**What is expected**: Repeat the records in full and exactly, omitting pictures.

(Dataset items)
%%

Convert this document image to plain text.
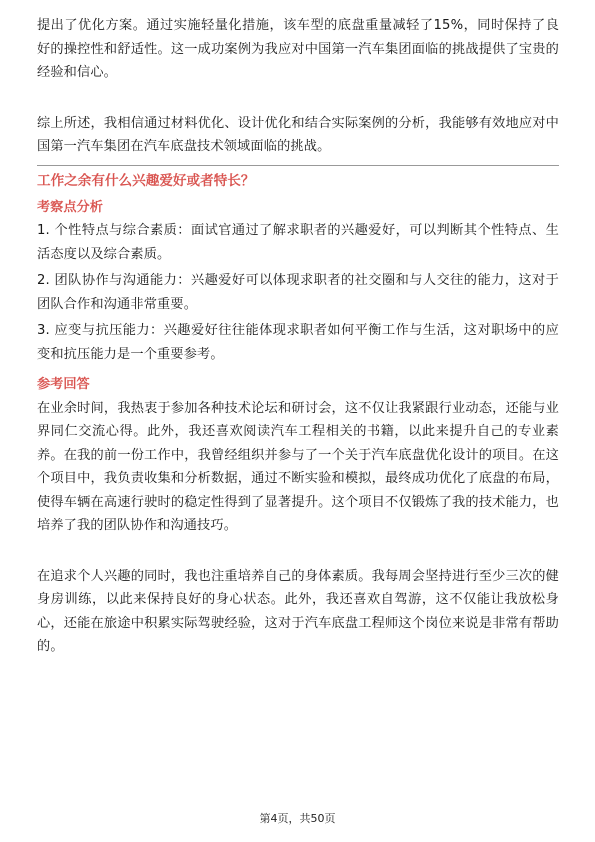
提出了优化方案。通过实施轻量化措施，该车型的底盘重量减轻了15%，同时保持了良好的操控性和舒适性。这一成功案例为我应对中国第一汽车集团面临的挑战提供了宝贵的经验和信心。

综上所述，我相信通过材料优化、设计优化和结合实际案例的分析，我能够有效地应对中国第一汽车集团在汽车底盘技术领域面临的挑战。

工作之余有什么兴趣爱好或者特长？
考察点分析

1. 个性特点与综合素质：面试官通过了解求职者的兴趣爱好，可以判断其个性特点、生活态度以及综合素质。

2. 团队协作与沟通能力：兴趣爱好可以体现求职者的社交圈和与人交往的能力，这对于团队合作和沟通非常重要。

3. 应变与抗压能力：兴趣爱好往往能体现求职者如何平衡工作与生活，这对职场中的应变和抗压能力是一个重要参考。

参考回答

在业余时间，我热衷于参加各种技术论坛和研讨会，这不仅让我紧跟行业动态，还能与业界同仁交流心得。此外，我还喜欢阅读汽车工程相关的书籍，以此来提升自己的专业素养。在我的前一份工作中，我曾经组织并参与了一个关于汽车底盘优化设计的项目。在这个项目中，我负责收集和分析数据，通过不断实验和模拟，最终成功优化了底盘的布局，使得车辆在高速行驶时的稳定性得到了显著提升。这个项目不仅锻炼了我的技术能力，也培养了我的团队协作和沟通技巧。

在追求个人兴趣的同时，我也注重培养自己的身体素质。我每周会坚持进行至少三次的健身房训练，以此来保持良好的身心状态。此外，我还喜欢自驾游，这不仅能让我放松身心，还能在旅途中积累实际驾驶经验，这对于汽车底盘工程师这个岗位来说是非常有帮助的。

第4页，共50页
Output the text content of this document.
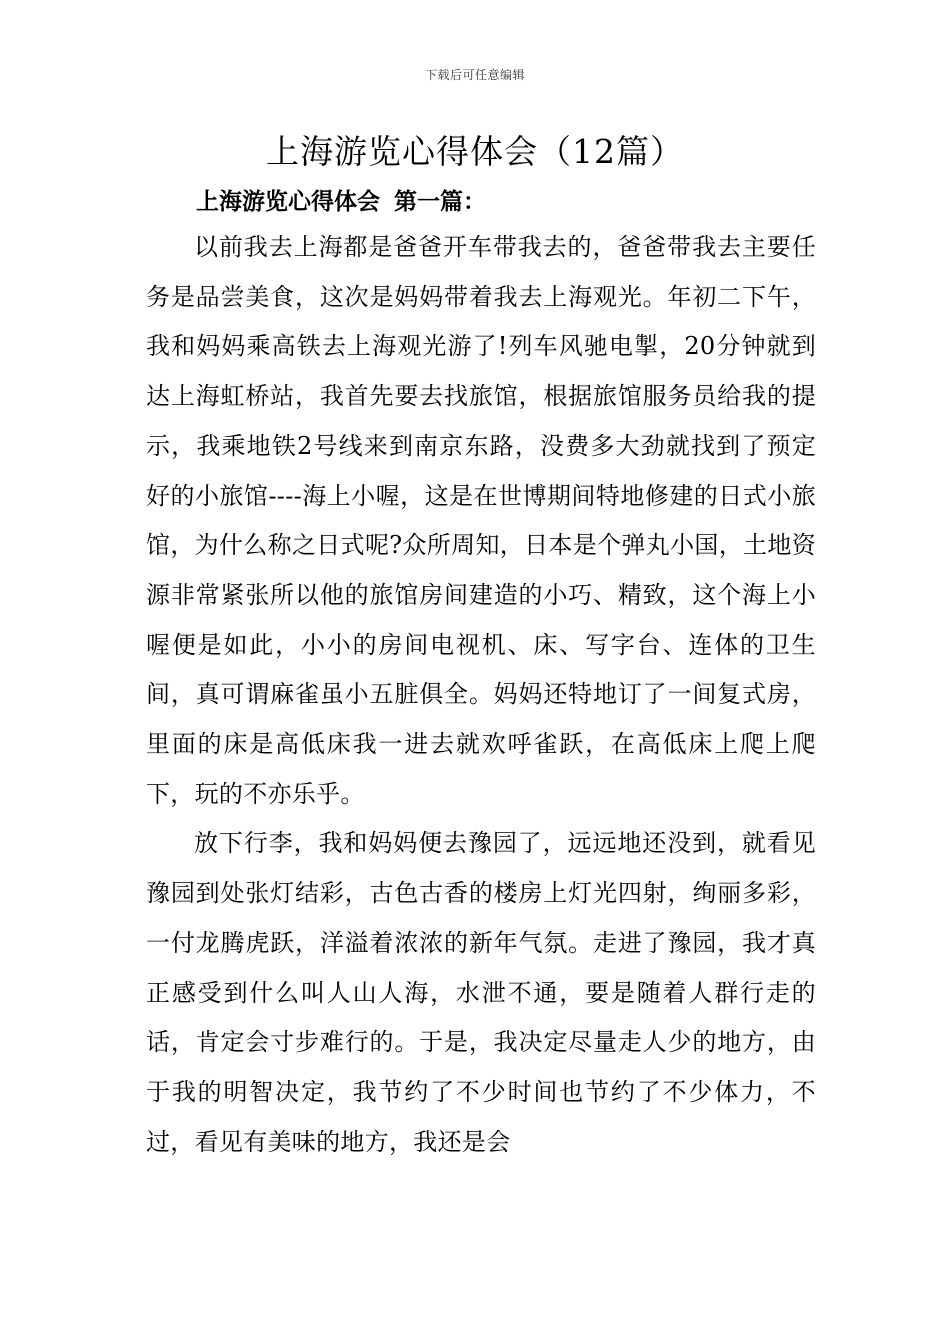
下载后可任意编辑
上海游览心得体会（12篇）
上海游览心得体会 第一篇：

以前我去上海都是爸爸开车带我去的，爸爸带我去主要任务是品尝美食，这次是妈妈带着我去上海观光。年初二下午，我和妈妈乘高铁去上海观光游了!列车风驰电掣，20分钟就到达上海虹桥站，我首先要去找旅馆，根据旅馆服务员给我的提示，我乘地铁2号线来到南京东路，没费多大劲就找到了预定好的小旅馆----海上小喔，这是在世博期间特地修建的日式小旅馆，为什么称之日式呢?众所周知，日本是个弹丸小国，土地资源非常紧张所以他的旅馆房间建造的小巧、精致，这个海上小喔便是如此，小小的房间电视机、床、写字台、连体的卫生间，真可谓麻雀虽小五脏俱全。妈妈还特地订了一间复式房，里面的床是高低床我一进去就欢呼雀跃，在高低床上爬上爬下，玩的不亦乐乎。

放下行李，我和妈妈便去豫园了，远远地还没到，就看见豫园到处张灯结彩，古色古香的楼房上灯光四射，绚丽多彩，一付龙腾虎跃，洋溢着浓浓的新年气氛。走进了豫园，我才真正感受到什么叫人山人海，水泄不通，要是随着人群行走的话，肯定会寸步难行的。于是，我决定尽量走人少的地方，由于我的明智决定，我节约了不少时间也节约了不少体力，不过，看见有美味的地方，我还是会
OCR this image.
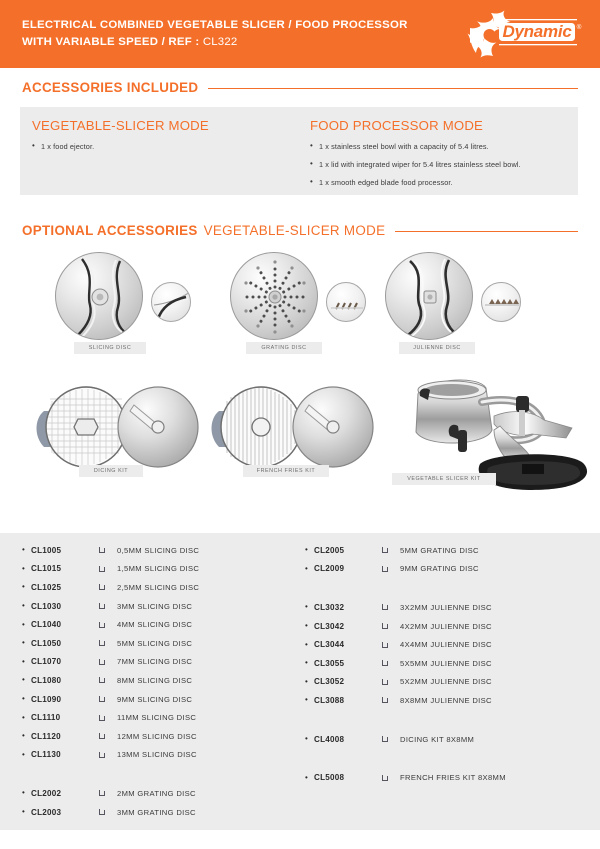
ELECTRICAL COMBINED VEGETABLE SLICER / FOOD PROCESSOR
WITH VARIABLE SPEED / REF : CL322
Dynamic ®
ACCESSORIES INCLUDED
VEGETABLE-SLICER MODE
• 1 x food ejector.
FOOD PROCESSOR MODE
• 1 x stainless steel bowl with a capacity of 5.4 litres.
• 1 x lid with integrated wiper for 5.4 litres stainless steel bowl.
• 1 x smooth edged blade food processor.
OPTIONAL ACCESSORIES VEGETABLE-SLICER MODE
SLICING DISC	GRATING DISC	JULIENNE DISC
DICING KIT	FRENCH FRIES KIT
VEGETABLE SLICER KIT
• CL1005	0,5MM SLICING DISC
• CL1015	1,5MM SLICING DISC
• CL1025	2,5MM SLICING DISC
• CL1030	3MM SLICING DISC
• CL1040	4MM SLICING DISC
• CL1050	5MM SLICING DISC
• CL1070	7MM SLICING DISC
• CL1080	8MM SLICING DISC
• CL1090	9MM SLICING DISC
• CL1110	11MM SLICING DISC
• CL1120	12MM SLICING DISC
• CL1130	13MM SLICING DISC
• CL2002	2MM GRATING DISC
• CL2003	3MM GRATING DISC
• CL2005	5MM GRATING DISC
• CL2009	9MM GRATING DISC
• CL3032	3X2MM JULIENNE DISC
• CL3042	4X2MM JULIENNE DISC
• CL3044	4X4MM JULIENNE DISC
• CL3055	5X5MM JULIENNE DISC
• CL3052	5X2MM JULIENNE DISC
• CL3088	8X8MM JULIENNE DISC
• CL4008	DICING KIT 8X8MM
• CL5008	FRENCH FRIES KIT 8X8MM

%%

**Reply**:
Convert this document image to plain text.
提出了优化方案。通过实施轻量化措施，该车型的底盘重量减轻了15%，同时保持了良好的操控性和舒适性。这一成功案例为我应对中国第一汽车集团面临的挑战提供了宝贵的经验和信心。

综上所述，我相信通过材料优化、设计优化和结合实际案例的分析，我能够有效地应对中国第一汽车集团在汽车底盘技术领域面临的挑战。

工作之余有什么兴趣爱好或者特长？
考察点分析

1. 个性特点与综合素质：面试官通过了解求职者的兴趣爱好，可以判断其个性特点、生活态度以及综合素质。

2. 团队协作与沟通能力：兴趣爱好可以体现求职者的社交圈和与人交往的能力，这对于团队合作和沟通非常重要。

3. 应变与抗压能力：兴趣爱好往往能体现求职者如何平衡工作与生活，这对职场中的应变和抗压能力是一个重要参考。

参考回答

在业余时间，我热衷于参加各种技术论坛和研讨会，这不仅让我紧跟行业动态，还能与业界同仁交流心得。此外，我还喜欢阅读汽车工程相关的书籍，以此来提升自己的专业素养。在我的前一份工作中，我曾经组织并参与了一个关于汽车底盘优化设计的项目。在这个项目中，我负责收集和分析数据，通过不断实验和模拟，最终成功优化了底盘的布局，使得车辆在高速行驶时的稳定性得到了显著提升。这个项目不仅锻炼了我的技术能力，也培养了我的团队协作和沟通技巧。

在追求个人兴趣的同时，我也注重培养自己的身体素质。我每周会坚持进行至少三次的健身房训练，以此来保持良好的身心状态。此外，我还喜欢自驾游，这不仅能让我放松身心，还能在旅途中积累实际驾驶经验，这对于汽车底盘工程师这个岗位来说是非常有帮助的。

第4页，共50页
Output the text content of this document.
下载后可任意编辑
上海游览心得体会（12篇）
上海游览心得体会 第一篇：

以前我去上海都是爸爸开车带我去的，爸爸带我去主要任务是品尝美食，这次是妈妈带着我去上海观光。年初二下午，我和妈妈乘高铁去上海观光游了!列车风驰电掣，20分钟就到达上海虹桥站，我首先要去找旅馆，根据旅馆服务员给我的提示，我乘地铁2号线来到南京东路，没费多大劲就找到了预定好的小旅馆----海上小喔，这是在世博期间特地修建的日式小旅馆，为什么称之日式呢?众所周知，日本是个弹丸小国，土地资源非常紧张所以他的旅馆房间建造的小巧、精致，这个海上小喔便是如此，小小的房间电视机、床、写字台、连体的卫生间，真可谓麻雀虽小五脏俱全。妈妈还特地订了一间复式房，里面的床是高低床我一进去就欢呼雀跃，在高低床上爬上爬下，玩的不亦乐乎。

放下行李，我和妈妈便去豫园了，远远地还没到，就看见豫园到处张灯结彩，古色古香的楼房上灯光四射，绚丽多彩，一付龙腾虎跃，洋溢着浓浓的新年气氛。走进了豫园，我才真正感受到什么叫人山人海，水泄不通，要是随着人群行走的话，肯定会寸步难行的。于是，我决定尽量走人少的地方，由于我的明智决定，我节约了不少时间也节约了不少体力，不过，看见有美味的地方，我还是会
OCR this image.
ELECTRICAL COMBINED VEGETABLE SLICER / FOOD PROCESSOR
WITH VARIABLE SPEED / REF : CL322
Dynamic ®
ACCESSORIES INCLUDED
VEGETABLE-SLICER MODE
• 1 x food ejector.
FOOD PROCESSOR MODE
• 1 x stainless steel bowl with a capacity of 5.4 litres.
• 1 x lid with integrated wiper for 5.4 litres stainless steel bowl.
• 1 x smooth edged blade food processor.
OPTIONAL ACCESSORIES VEGETABLE-SLICER MODE
SLICING DISC	GRATING DISC	JULIENNE DISC
DICING KIT	FRENCH FRIES KIT
VEGETABLE SLICER KIT
• CL1005	0,5MM SLICING DISC
• CL1015	1,5MM SLICING DISC
• CL1025	2,5MM SLICING DISC
• CL1030	3MM SLICING DISC
• CL1040	4MM SLICING DISC
• CL1050	5MM SLICING DISC
• CL1070	7MM SLICING DISC
• CL1080	8MM SLICING DISC
• CL1090	9MM SLICING DISC
• CL1110	11MM SLICING DISC
• CL1120	12MM SLICING DISC
• CL1130	13MM SLICING DISC
• CL2002	2MM GRATING DISC
• CL2003	3MM GRATING DISC
• CL2005	5MM GRATING DISC
• CL2009	9MM GRATING DISC
• CL3032	3X2MM JULIENNE DISC
• CL3042	4X2MM JULIENNE DISC
• CL3044	4X4MM JULIENNE DISC
• CL3055	5X5MM JULIENNE DISC
• CL3052	5X2MM JULIENNE DISC
• CL3088	8X8MM JULIENNE DISC
• CL4008	DICING KIT 8X8MM
• CL5008	FRENCH FRIES KIT 8X8MM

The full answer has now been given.